Start of Data to process
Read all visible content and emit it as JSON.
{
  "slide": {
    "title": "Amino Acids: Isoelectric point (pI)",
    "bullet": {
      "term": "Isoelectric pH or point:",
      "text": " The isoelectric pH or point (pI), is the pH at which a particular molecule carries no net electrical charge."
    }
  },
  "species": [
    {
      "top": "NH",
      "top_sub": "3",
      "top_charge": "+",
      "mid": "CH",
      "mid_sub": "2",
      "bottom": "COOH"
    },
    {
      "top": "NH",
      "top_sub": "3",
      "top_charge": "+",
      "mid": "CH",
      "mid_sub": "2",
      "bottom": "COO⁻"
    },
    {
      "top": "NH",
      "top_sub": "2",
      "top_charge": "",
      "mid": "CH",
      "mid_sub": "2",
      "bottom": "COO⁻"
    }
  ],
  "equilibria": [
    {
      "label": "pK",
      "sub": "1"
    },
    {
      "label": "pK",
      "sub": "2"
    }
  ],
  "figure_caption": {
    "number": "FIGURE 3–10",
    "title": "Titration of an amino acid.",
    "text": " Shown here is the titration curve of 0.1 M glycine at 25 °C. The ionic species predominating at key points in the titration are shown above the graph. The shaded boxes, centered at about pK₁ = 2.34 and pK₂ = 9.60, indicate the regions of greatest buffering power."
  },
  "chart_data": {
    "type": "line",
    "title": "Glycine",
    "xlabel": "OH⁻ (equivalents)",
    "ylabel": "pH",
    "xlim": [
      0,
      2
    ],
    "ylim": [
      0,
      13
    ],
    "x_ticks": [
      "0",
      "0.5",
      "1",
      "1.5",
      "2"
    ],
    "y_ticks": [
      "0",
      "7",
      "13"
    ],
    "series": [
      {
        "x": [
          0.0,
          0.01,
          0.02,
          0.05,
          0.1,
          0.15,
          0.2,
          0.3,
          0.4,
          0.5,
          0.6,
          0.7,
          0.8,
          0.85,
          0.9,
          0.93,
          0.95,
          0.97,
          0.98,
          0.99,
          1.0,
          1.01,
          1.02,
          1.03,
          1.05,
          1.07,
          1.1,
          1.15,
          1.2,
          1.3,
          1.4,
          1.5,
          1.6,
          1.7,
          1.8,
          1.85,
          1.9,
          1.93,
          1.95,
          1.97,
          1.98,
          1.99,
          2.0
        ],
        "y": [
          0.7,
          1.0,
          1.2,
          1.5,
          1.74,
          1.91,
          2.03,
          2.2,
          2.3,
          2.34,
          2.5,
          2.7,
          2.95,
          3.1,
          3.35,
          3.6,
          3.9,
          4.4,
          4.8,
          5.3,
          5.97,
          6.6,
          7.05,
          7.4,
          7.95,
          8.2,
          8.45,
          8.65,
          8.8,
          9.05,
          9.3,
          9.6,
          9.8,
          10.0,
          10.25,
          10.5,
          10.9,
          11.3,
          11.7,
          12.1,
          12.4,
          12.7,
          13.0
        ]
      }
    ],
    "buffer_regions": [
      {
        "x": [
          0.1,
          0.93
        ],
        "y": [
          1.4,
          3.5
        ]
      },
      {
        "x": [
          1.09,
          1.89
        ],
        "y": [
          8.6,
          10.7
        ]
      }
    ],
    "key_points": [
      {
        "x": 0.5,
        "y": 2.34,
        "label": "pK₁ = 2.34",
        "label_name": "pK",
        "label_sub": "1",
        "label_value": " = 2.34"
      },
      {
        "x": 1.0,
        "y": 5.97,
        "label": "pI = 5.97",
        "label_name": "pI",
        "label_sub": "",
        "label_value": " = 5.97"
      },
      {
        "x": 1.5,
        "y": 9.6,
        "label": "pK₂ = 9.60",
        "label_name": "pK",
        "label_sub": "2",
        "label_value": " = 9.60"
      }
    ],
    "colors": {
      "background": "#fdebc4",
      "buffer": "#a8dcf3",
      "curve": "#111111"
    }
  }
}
End of Data to process
Show each line of the data that contains the string "species".

:: Task answer ::
  "species": [
    "text": " Shown here is the titration curve of 0.1 M glycine at 25 °C. The ionic species predominating at key points in the titration are shown above the graph. The shaded boxes, centered at about pK₁ = 2.34 and pK₂ = 9.60, indicate the regions of greatest buffering power."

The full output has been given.